◆ GIVEN RECORDS

----

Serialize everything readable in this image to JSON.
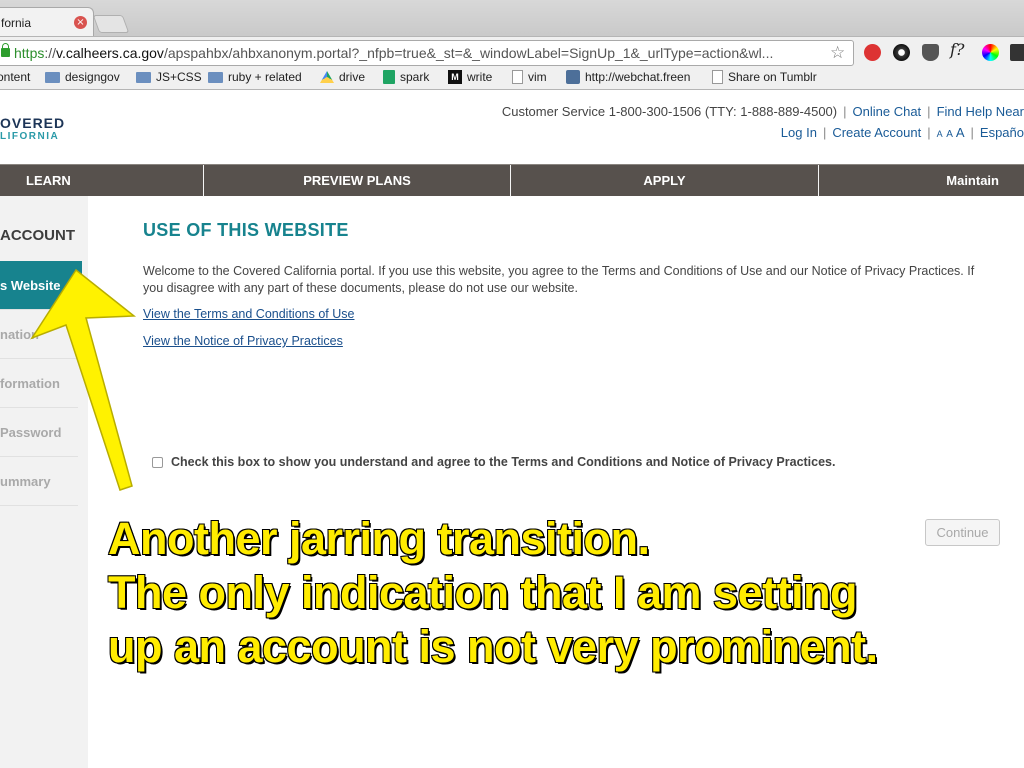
{
  "browser": {
    "tab_title": "fornia",
    "tab_close": "×",
    "url_scheme": "https",
    "url_sep": "://",
    "url_host": "v.calheers.ca.gov",
    "url_path": "/apspahbx/ahbxanonym.portal?_nfpb=true&_st=&_windowLabel=SignUp_1&_urlType=action&wl...",
    "star": "☆",
    "ext_fx": "f?",
    "bookmarks": [
      "ontent",
      "designgov",
      "JS+CSS",
      "ruby + related",
      "drive",
      "spark",
      "write",
      "vim",
      "http://webchat.freen",
      "Share on Tumblr"
    ]
  },
  "site": {
    "logo_line1": "OVERED",
    "logo_line2": "LIFORNIA",
    "customer_service": "Customer Service 1-800-300-1506 (TTY: 1-888-889-4500)",
    "online_chat": "Online Chat",
    "find_help": "Find Help Near",
    "log_in": "Log In",
    "create_account": "Create Account",
    "size_s": "A",
    "size_m": "A",
    "size_l": "A",
    "espanol": "Españo",
    "sep": "|"
  },
  "nav": [
    "LEARN",
    "PREVIEW PLANS",
    "APPLY",
    "Maintain"
  ],
  "sidebar": {
    "title": "ACCOUNT",
    "items": [
      "s Website",
      "nation",
      "formation",
      "Password",
      "ummary"
    ]
  },
  "main": {
    "title": "USE OF THIS WEBSITE",
    "intro": "Welcome to the Covered California portal. If you use this website, you agree to the Terms and Conditions of Use and our Notice of Privacy Practices. If you disagree with any part of these documents, please do not use our website.",
    "link_terms": "View the Terms and Conditions of Use",
    "link_privacy": "View the Notice of Privacy Practices",
    "agree_label": "Check this box to show you understand and agree to the Terms and Conditions and Notice of Privacy Practices.",
    "continue_label": "Continue"
  },
  "annotation": {
    "lines": [
      "Another jarring transition.",
      "The only indication that I am setting",
      "up an account is not very prominent."
    ],
    "color": "#ffec00"
  }
}
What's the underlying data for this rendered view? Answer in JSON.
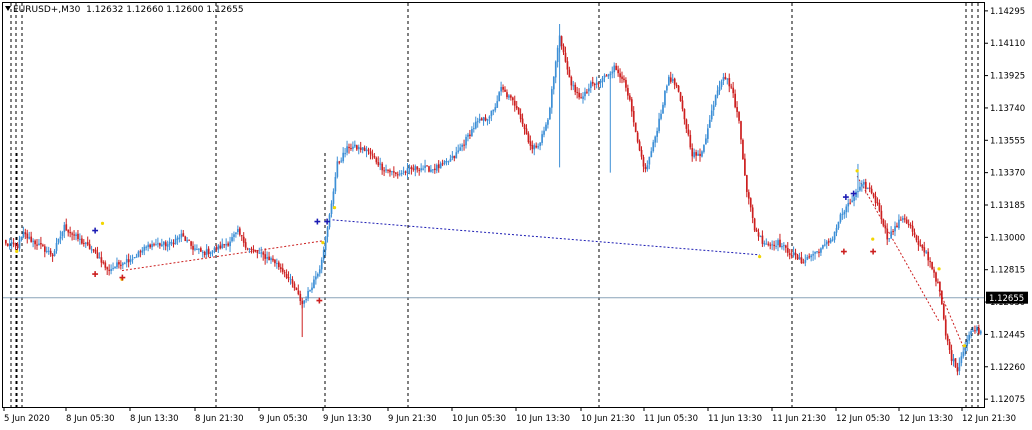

----

◆ DIRECTIONS
Determine the number of lines in these entries that contain the word "Conditions", and write only that number.

◆ TASK RESULT
3